_EXERCISE INSTRUCTIONS_
List each line of the data that holds the word "binning".

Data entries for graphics

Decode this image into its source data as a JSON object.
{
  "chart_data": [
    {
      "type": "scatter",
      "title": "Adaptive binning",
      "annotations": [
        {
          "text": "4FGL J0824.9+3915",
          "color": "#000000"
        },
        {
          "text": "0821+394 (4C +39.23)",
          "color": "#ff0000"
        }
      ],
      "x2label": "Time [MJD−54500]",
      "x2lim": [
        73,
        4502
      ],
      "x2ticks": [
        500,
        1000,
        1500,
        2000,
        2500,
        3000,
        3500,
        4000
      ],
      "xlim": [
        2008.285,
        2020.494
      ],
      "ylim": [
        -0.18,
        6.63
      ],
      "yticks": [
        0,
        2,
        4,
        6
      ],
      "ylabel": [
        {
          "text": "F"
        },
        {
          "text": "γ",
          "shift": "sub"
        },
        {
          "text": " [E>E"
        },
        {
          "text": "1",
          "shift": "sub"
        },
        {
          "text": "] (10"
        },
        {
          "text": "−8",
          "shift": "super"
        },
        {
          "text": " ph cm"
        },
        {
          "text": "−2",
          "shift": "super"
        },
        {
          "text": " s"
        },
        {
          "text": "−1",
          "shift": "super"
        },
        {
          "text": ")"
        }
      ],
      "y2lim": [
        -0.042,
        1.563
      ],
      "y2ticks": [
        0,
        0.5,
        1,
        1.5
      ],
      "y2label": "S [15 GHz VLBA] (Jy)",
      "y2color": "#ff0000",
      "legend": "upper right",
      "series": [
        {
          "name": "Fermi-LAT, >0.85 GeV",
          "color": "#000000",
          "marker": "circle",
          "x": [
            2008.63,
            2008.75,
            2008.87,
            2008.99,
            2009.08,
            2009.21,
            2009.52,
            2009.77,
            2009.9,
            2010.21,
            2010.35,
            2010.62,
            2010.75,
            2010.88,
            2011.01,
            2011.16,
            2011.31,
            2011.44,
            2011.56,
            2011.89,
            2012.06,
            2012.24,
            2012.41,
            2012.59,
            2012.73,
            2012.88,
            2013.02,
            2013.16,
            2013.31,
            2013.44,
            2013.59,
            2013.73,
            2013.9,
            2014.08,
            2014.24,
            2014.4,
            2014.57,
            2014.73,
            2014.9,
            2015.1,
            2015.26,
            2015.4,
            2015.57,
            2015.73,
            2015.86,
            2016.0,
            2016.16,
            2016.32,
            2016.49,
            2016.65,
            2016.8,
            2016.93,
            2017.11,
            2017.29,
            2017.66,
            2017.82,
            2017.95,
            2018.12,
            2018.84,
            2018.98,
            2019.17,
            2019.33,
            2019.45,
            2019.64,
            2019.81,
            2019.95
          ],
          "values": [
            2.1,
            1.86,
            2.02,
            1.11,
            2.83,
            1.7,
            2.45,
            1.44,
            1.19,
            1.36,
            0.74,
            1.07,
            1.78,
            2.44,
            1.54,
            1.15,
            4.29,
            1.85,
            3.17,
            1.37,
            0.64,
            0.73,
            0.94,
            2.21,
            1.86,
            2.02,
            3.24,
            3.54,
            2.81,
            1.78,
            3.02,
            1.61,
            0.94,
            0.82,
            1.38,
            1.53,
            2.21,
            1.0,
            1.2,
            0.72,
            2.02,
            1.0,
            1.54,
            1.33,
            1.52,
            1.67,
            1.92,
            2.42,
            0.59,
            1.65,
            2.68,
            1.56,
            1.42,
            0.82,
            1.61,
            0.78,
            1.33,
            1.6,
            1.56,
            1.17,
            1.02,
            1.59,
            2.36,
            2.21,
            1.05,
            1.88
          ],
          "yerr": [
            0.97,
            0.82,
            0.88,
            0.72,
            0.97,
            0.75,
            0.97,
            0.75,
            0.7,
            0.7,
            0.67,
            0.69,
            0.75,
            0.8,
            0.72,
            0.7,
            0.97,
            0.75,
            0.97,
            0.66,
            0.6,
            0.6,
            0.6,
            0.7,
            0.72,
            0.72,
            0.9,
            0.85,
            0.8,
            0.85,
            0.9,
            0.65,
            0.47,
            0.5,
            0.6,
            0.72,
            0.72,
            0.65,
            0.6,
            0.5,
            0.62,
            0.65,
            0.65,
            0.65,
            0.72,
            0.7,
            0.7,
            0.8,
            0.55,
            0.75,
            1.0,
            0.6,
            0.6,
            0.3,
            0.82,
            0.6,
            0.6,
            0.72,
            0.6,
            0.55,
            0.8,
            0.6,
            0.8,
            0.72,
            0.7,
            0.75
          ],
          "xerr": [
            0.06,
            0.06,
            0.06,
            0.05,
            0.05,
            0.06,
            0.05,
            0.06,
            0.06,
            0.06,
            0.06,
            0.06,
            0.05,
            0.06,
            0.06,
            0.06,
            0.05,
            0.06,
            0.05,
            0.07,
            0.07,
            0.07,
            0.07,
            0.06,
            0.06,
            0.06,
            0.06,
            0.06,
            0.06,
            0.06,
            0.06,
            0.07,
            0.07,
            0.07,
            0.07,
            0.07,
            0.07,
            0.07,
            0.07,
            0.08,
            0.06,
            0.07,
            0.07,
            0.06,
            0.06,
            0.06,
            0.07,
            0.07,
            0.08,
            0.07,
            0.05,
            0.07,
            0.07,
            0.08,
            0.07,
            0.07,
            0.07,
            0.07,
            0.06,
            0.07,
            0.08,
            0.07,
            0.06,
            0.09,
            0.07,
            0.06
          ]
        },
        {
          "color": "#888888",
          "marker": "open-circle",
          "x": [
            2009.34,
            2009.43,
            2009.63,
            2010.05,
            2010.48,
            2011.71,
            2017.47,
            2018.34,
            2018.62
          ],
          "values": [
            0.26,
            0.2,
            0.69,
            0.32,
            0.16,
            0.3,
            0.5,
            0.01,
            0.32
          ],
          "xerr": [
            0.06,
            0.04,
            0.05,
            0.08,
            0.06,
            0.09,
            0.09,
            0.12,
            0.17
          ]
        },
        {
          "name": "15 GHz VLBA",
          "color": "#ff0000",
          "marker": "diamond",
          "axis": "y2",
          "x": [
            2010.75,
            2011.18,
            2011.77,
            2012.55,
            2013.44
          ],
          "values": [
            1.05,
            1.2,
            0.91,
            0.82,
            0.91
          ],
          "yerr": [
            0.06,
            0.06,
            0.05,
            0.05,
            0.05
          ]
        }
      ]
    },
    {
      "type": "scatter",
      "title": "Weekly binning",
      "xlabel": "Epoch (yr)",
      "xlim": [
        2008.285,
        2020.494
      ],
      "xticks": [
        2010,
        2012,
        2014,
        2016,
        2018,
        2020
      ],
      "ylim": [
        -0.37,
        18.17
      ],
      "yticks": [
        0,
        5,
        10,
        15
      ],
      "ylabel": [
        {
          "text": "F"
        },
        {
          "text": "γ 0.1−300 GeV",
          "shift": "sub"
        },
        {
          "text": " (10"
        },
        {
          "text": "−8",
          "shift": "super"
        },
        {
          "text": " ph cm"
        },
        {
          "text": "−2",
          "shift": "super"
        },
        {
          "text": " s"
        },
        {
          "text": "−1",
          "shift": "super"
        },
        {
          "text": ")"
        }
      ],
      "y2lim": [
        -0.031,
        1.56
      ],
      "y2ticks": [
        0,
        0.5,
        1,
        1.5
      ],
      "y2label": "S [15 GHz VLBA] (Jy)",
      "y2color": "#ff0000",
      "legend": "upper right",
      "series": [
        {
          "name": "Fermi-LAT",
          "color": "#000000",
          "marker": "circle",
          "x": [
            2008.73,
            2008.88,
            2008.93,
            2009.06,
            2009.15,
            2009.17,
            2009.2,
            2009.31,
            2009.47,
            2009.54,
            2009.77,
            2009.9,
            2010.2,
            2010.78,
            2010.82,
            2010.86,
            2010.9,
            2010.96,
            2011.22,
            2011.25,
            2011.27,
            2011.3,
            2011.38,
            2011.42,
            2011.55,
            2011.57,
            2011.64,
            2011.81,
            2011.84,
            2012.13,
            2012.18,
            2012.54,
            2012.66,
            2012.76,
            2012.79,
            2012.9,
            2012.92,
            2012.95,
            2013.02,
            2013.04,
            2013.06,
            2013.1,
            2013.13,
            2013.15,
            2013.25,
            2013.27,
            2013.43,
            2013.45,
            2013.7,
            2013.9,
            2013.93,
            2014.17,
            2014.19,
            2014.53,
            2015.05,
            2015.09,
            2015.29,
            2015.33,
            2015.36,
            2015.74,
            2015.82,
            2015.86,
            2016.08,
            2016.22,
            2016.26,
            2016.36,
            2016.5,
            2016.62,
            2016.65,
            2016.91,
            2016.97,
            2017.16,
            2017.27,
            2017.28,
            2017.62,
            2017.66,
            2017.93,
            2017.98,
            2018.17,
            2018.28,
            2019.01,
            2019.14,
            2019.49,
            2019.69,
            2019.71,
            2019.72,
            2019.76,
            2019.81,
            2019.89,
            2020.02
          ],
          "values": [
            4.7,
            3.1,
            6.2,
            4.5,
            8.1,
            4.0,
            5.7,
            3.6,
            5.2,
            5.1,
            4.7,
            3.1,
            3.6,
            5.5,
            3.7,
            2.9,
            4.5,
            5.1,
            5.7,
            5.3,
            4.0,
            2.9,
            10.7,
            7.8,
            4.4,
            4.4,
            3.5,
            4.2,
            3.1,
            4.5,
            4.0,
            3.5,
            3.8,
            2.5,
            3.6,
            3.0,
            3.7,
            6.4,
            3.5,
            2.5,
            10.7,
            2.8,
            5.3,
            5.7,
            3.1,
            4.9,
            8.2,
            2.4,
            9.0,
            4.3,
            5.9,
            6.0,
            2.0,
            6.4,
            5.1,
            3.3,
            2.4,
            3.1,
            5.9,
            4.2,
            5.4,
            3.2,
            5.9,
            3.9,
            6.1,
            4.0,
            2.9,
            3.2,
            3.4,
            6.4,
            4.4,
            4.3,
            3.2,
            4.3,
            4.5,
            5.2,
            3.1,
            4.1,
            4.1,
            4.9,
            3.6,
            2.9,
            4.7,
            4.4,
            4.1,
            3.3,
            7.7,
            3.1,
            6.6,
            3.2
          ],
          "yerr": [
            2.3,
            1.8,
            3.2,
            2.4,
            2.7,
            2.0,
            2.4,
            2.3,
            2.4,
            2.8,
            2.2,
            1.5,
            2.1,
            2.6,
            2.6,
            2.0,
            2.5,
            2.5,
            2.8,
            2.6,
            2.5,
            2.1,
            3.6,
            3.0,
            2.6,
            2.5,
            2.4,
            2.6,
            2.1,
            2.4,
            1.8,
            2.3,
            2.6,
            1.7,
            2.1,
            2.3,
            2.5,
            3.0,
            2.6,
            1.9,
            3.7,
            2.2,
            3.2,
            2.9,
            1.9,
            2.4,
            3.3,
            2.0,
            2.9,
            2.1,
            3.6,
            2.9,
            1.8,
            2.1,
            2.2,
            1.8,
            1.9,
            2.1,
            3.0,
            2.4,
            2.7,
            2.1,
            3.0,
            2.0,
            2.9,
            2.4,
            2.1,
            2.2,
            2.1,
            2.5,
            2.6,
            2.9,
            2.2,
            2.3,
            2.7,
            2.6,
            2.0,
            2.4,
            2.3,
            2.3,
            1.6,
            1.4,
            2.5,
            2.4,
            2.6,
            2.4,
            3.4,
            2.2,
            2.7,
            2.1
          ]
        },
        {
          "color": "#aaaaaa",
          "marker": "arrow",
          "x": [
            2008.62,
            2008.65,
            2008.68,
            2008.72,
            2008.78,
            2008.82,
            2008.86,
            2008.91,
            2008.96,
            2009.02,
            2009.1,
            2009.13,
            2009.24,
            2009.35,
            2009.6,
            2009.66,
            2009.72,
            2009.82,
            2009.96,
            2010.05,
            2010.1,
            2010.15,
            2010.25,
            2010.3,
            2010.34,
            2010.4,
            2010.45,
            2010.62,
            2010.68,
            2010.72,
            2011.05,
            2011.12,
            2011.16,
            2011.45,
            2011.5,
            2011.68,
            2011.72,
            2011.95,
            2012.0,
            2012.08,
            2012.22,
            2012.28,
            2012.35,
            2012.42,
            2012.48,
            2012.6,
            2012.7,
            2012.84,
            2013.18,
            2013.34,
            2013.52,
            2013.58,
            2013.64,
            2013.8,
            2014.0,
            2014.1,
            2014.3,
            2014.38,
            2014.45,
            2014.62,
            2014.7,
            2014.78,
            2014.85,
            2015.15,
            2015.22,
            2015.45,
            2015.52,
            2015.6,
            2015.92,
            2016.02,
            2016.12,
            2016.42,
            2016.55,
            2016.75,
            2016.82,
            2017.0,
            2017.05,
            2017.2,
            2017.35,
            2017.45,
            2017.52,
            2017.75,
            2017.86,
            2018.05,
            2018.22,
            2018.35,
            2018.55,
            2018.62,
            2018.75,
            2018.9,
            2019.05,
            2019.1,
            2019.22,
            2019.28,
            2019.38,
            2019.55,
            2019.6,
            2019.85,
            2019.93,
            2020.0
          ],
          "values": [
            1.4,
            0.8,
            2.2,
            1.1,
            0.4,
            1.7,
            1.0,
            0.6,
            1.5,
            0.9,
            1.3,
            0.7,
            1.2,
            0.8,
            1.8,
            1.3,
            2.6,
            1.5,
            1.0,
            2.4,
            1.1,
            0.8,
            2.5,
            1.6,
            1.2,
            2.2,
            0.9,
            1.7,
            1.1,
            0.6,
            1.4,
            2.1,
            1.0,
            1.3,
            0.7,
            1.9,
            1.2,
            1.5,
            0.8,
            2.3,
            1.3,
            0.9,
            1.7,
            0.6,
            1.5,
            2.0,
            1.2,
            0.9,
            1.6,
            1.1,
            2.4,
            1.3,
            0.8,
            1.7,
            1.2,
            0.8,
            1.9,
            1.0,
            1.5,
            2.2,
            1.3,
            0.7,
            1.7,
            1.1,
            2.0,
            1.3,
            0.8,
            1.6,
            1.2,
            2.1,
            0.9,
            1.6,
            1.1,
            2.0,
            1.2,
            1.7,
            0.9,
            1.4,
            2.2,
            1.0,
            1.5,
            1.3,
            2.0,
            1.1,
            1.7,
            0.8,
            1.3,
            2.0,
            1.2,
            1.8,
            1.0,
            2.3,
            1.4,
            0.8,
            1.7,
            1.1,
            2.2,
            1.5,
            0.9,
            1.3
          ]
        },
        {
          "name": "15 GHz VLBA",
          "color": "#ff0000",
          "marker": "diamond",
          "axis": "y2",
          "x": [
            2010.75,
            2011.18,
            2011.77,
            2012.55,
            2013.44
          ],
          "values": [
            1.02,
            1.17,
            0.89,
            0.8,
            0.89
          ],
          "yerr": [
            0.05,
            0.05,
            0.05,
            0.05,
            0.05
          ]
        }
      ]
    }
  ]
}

_RESULT FOR THIS EXERCISE_
      "title": "Adaptive binning",
      "title": "Weekly binning",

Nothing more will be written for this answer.